* Material provided:
* start *

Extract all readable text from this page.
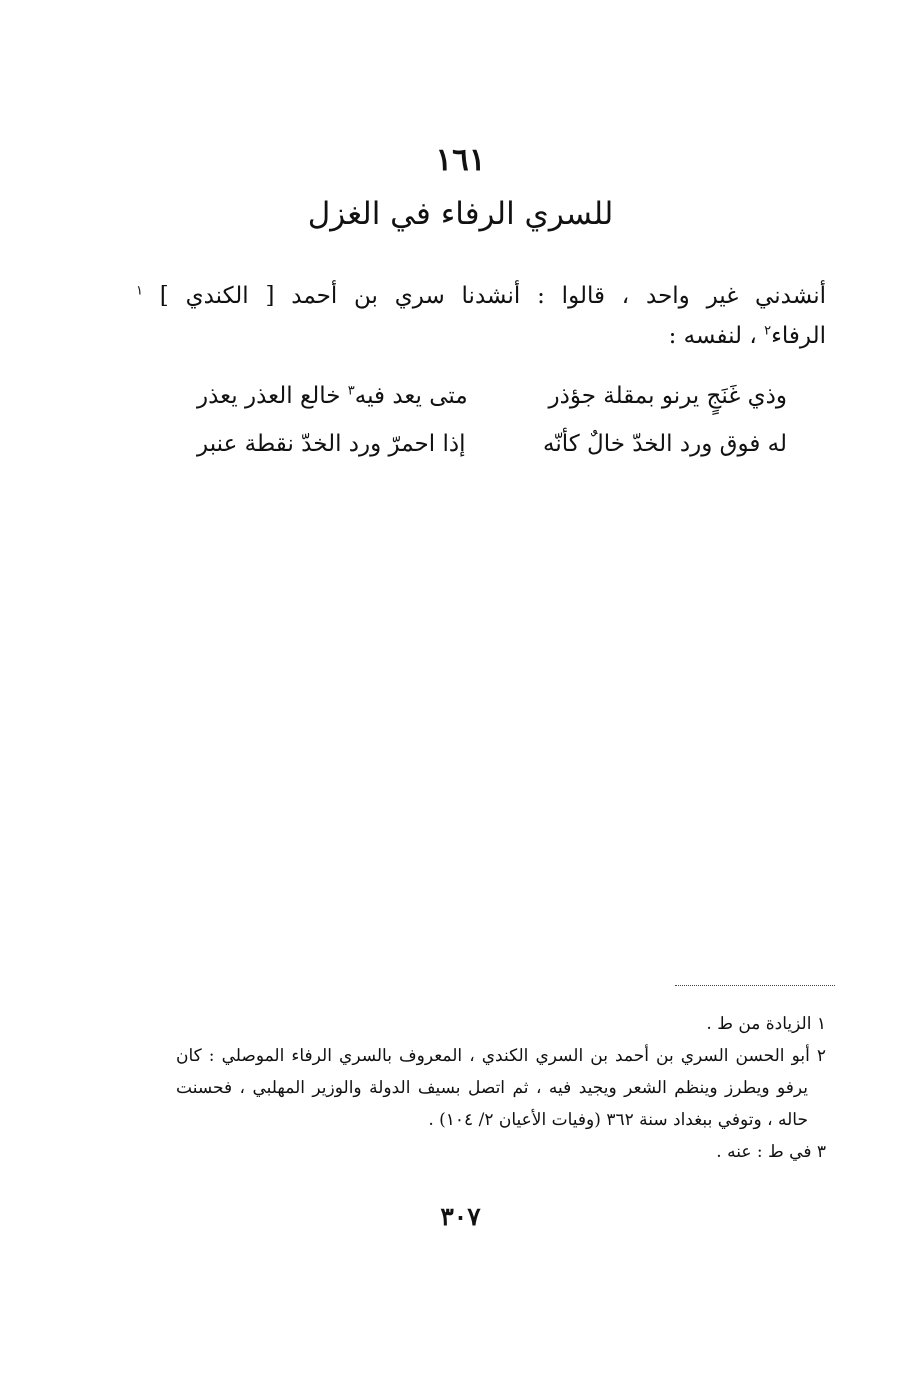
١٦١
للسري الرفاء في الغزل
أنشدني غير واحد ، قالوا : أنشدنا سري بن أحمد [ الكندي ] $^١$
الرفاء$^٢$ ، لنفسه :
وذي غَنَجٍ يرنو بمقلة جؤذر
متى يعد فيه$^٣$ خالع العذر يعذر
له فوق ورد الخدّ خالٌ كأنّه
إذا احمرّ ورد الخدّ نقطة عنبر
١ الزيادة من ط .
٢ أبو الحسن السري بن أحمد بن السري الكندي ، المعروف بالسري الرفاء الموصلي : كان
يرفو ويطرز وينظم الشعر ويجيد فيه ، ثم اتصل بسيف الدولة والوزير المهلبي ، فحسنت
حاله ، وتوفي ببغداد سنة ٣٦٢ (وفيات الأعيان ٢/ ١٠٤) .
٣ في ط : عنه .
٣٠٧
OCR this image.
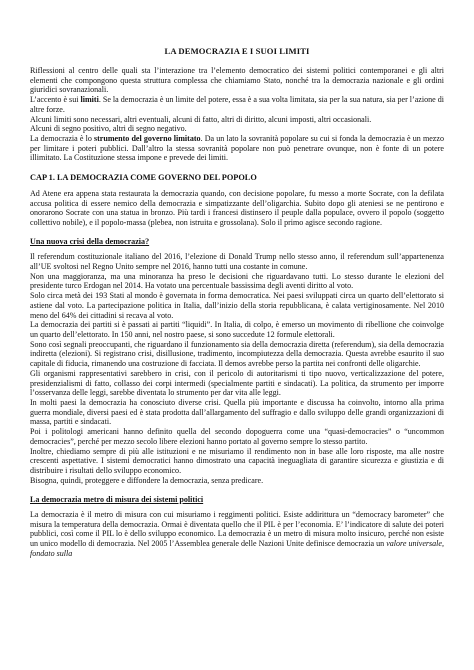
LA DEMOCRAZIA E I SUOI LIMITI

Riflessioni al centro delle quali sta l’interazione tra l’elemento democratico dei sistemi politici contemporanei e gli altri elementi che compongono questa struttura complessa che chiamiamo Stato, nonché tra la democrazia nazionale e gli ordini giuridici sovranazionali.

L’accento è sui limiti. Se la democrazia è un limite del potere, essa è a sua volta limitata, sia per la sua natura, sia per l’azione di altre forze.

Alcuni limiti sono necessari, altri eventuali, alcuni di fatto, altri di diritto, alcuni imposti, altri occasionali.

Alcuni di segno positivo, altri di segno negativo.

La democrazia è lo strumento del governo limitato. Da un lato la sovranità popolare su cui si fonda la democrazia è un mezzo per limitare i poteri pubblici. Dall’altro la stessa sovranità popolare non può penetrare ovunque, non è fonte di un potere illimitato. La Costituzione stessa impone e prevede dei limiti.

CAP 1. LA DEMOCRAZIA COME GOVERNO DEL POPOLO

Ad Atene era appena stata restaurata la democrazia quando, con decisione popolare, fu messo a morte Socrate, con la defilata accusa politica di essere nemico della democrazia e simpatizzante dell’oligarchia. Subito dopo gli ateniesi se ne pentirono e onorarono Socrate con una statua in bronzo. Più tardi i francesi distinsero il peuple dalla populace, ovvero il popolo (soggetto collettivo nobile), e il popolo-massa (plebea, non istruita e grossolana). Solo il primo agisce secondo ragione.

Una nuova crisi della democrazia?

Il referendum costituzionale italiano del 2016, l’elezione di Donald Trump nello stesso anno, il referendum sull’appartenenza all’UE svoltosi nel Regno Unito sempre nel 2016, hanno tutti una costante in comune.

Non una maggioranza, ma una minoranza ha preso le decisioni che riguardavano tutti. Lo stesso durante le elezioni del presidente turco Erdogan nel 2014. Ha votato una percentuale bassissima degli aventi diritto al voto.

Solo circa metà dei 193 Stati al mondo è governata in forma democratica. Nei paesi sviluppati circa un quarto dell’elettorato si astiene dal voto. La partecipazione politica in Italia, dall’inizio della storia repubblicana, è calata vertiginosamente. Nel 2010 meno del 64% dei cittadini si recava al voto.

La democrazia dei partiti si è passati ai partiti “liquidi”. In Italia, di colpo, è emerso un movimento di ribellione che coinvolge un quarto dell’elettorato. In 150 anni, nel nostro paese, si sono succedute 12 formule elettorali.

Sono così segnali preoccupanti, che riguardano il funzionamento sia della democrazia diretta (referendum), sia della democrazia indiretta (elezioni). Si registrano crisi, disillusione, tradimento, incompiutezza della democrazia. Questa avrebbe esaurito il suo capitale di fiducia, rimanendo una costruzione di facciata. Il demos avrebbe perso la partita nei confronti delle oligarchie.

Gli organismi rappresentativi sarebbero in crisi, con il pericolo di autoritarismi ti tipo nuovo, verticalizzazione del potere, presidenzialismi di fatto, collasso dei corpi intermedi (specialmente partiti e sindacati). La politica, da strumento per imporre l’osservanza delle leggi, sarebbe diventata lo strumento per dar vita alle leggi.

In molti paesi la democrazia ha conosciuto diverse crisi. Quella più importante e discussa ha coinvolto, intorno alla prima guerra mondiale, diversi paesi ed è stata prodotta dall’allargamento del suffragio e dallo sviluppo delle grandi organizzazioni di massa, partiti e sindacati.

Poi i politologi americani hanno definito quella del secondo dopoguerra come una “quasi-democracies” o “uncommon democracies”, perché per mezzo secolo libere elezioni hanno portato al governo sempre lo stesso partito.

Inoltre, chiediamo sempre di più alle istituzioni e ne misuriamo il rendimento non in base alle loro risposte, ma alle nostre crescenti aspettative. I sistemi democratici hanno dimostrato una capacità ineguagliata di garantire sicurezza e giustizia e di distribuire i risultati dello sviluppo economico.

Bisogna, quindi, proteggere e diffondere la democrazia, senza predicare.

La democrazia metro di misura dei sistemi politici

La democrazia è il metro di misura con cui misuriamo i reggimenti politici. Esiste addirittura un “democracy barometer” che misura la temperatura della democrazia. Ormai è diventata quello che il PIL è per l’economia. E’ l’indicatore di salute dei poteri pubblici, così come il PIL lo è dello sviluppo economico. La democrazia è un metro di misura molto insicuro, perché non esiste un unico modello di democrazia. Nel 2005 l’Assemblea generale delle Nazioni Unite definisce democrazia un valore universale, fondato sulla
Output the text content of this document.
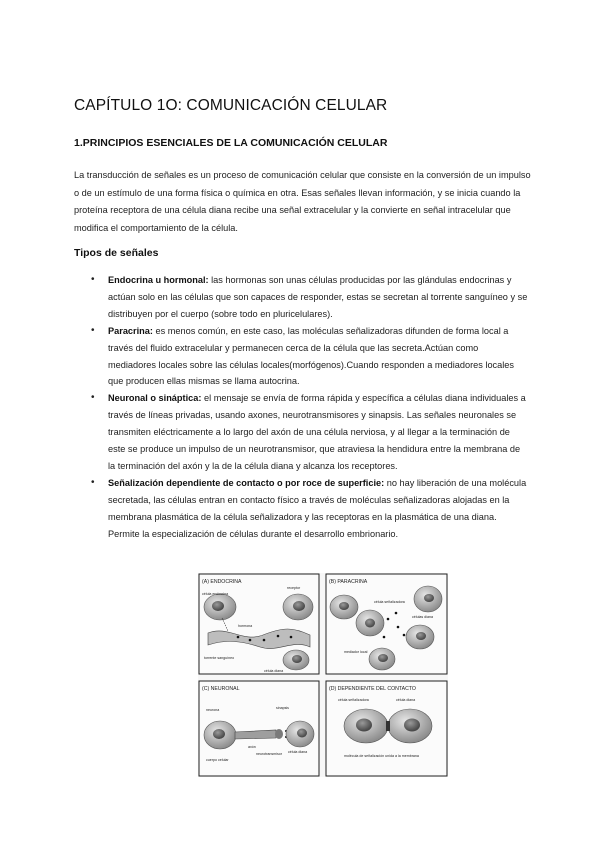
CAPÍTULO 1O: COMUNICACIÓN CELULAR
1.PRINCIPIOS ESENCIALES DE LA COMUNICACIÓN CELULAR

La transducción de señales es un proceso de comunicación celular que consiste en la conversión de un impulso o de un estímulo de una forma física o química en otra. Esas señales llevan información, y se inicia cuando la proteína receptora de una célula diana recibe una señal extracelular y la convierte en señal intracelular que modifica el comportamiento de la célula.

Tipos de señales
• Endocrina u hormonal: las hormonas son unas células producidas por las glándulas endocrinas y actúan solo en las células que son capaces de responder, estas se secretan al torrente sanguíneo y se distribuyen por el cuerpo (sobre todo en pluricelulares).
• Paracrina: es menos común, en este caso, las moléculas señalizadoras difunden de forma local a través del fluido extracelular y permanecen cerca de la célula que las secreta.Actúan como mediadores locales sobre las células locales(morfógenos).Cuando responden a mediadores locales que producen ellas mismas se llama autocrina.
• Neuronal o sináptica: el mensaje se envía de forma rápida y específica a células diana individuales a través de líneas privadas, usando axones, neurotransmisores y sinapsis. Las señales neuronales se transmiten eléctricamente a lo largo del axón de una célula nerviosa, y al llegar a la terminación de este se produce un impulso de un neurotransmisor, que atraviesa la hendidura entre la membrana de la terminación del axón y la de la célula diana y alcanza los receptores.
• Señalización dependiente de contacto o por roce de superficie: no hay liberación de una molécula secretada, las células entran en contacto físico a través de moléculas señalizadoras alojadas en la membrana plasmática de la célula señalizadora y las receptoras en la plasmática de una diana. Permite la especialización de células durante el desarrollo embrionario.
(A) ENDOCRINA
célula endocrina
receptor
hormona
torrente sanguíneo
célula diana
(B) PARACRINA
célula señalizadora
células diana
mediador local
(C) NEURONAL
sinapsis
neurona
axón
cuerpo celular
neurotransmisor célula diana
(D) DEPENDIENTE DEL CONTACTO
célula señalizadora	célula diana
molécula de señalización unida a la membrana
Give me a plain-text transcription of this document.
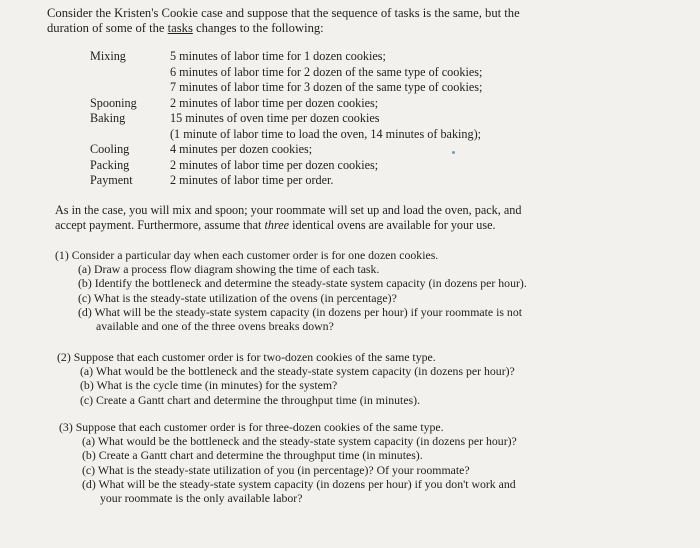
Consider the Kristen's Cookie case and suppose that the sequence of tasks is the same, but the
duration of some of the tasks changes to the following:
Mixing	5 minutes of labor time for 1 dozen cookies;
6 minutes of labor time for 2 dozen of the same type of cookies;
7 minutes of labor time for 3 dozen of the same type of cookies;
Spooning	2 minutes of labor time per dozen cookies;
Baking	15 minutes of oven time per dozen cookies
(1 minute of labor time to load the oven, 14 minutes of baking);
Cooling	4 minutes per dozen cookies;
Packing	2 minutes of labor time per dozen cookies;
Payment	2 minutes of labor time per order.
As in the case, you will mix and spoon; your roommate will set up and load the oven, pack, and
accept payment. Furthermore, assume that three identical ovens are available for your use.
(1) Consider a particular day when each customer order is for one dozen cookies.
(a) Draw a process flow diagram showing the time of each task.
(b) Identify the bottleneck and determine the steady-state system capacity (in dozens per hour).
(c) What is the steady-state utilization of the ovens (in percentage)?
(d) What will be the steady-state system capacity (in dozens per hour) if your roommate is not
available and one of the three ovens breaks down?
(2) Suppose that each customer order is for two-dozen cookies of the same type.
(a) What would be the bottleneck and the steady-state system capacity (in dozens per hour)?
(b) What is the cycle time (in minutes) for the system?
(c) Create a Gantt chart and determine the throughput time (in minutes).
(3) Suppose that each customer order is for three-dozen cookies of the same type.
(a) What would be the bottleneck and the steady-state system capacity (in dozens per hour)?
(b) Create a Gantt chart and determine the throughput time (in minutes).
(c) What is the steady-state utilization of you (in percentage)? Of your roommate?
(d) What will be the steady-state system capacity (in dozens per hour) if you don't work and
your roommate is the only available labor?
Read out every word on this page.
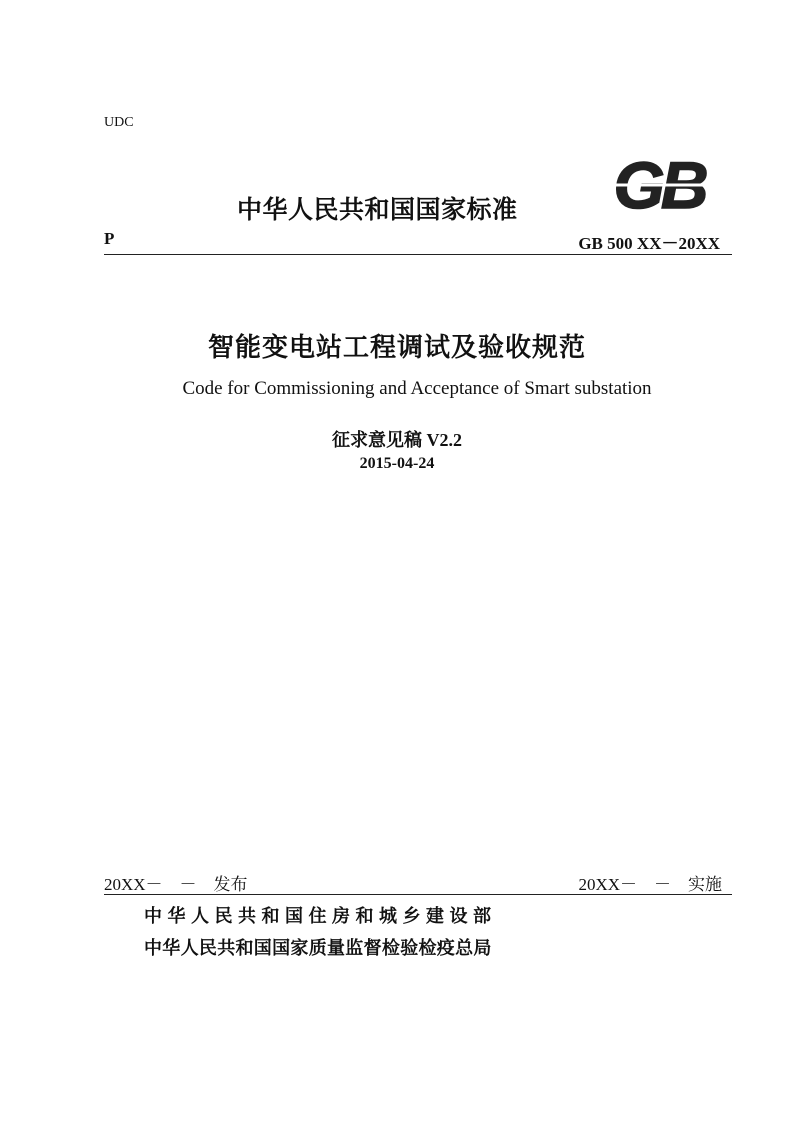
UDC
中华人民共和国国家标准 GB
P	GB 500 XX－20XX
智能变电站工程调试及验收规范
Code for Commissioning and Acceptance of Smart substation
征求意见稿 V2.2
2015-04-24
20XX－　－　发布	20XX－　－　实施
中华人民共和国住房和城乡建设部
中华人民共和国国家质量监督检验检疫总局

* end *

* Requirement: All lines in the data that contain the word "available" should be copied.

* Task answer:
accept payment. Furthermore, assume that three identical ovens are available for your use.
available and one of the three ovens breaks down?
your roommate is the only available labor?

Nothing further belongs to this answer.